-- GOAL --
All of the records below should be output exactly.

## Begin DATA PROVIDED

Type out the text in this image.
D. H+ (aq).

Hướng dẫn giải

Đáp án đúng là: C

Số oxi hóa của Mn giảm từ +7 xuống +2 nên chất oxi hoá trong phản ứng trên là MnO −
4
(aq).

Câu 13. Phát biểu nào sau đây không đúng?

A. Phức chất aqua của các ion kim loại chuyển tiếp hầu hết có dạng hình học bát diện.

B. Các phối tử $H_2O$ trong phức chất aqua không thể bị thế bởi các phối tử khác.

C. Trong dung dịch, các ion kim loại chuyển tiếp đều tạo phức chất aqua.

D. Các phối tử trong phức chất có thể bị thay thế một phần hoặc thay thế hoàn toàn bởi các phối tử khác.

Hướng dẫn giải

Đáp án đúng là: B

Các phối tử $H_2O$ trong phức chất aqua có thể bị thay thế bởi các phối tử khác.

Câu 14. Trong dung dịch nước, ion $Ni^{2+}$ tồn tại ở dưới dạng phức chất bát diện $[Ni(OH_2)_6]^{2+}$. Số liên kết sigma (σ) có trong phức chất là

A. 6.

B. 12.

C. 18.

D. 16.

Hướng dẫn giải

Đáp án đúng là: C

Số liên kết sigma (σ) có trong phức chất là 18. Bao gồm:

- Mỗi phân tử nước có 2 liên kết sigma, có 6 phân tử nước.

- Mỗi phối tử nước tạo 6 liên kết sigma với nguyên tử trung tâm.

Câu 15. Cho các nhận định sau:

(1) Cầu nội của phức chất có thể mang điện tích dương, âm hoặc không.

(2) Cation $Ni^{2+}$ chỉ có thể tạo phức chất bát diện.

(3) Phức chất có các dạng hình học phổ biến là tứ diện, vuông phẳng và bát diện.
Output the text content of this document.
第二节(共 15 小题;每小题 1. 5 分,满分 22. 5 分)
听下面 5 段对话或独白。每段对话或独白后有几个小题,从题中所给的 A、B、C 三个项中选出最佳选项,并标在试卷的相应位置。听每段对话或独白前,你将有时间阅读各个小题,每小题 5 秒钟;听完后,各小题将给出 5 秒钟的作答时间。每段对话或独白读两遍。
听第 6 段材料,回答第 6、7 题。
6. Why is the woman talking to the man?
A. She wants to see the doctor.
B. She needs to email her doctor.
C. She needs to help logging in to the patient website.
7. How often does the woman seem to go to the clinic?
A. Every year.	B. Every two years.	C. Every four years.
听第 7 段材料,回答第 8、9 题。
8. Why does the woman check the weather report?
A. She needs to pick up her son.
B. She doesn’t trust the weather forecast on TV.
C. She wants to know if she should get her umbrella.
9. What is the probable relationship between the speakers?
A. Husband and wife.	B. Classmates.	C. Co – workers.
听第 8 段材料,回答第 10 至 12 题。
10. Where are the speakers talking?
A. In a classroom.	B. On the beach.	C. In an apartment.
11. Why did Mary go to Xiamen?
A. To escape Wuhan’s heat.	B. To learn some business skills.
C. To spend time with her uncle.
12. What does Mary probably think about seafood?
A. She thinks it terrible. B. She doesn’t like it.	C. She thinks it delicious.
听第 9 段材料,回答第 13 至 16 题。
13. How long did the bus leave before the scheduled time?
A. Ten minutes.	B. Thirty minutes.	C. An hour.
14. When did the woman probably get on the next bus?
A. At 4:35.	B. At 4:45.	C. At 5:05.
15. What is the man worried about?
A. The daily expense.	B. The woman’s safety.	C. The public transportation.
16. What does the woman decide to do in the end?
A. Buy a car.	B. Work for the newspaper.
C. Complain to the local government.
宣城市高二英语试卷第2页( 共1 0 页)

## End DATA PROVIDED

-- ANSWER TO THE TASK --
Type out the text in this image.
D. H+ (aq).

Hướng dẫn giải

Đáp án đúng là: C

Số oxi hóa của Mn giảm từ +7 xuống +2 nên chất oxi hoá trong phản ứng trên là MnO −
4
(aq).

Câu 13. Phát biểu nào sau đây không đúng?

A. Phức chất aqua của các ion kim loại chuyển tiếp hầu hết có dạng hình học bát diện.

B. Các phối tử $H_2O$ trong phức chất aqua không thể bị thế bởi các phối tử khác.

C. Trong dung dịch, các ion kim loại chuyển tiếp đều tạo phức chất aqua.

D. Các phối tử trong phức chất có thể bị thay thế một phần hoặc thay thế hoàn toàn bởi các phối tử khác.

Hướng dẫn giải

Đáp án đúng là: B

Các phối tử $H_2O$ trong phức chất aqua có thể bị thay thế bởi các phối tử khác.

Câu 14. Trong dung dịch nước, ion $Ni^{2+}$ tồn tại ở dưới dạng phức chất bát diện $[Ni(OH_2)_6]^{2+}$. Số liên kết sigma (σ) có trong phức chất là

A. 6.

B. 12.

C. 18.

D. 16.

Hướng dẫn giải

Đáp án đúng là: C

Số liên kết sigma (σ) có trong phức chất là 18. Bao gồm:

- Mỗi phân tử nước có 2 liên kết sigma, có 6 phân tử nước.

- Mỗi phối tử nước tạo 6 liên kết sigma với nguyên tử trung tâm.

Câu 15. Cho các nhận định sau:

(1) Cầu nội của phức chất có thể mang điện tích dương, âm hoặc không.

(2) Cation $Ni^{2+}$ chỉ có thể tạo phức chất bát diện.

(3) Phức chất có các dạng hình học phổ biến là tứ diện, vuông phẳng và bát diện.
Output the text content of this document.
第二节(共 15 小题;每小题 1. 5 分,满分 22. 5 分)
听下面 5 段对话或独白。每段对话或独白后有几个小题,从题中所给的 A、B、C 三个项中选出最佳选项,并标在试卷的相应位置。听每段对话或独白前,你将有时间阅读各个小题,每小题 5 秒钟;听完后,各小题将给出 5 秒钟的作答时间。每段对话或独白读两遍。
听第 6 段材料,回答第 6、7 题。
6. Why is the woman talking to the man?
A. She wants to see the doctor.
B. She needs to email her doctor.
C. She needs to help logging in to the patient website.
7. How often does the woman seem to go to the clinic?
A. Every year.	B. Every two years.	C. Every four years.
听第 7 段材料,回答第 8、9 题。
8. Why does the woman check the weather report?
A. She needs to pick up her son.
B. She doesn’t trust the weather forecast on TV.
C. She wants to know if she should get her umbrella.
9. What is the probable relationship between the speakers?
A. Husband and wife.	B. Classmates.	C. Co – workers.
听第 8 段材料,回答第 10 至 12 题。
10. Where are the speakers talking?
A. In a classroom.	B. On the beach.	C. In an apartment.
11. Why did Mary go to Xiamen?
A. To escape Wuhan’s heat.	B. To learn some business skills.
C. To spend time with her uncle.
12. What does Mary probably think about seafood?
A. She thinks it terrible. B. She doesn’t like it.	C. She thinks it delicious.
听第 9 段材料,回答第 13 至 16 题。
13. How long did the bus leave before the scheduled time?
A. Ten minutes.	B. Thirty minutes.	C. An hour.
14. When did the woman probably get on the next bus?
A. At 4:35.	B. At 4:45.	C. At 5:05.
15. What is the man worried about?
A. The daily expense.	B. The woman’s safety.	C. The public transportation.
16. What does the woman decide to do in the end?
A. Buy a car.	B. Work for the newspaper.
C. Complain to the local government.
宣城市高二英语试卷第2页( 共1 0 页)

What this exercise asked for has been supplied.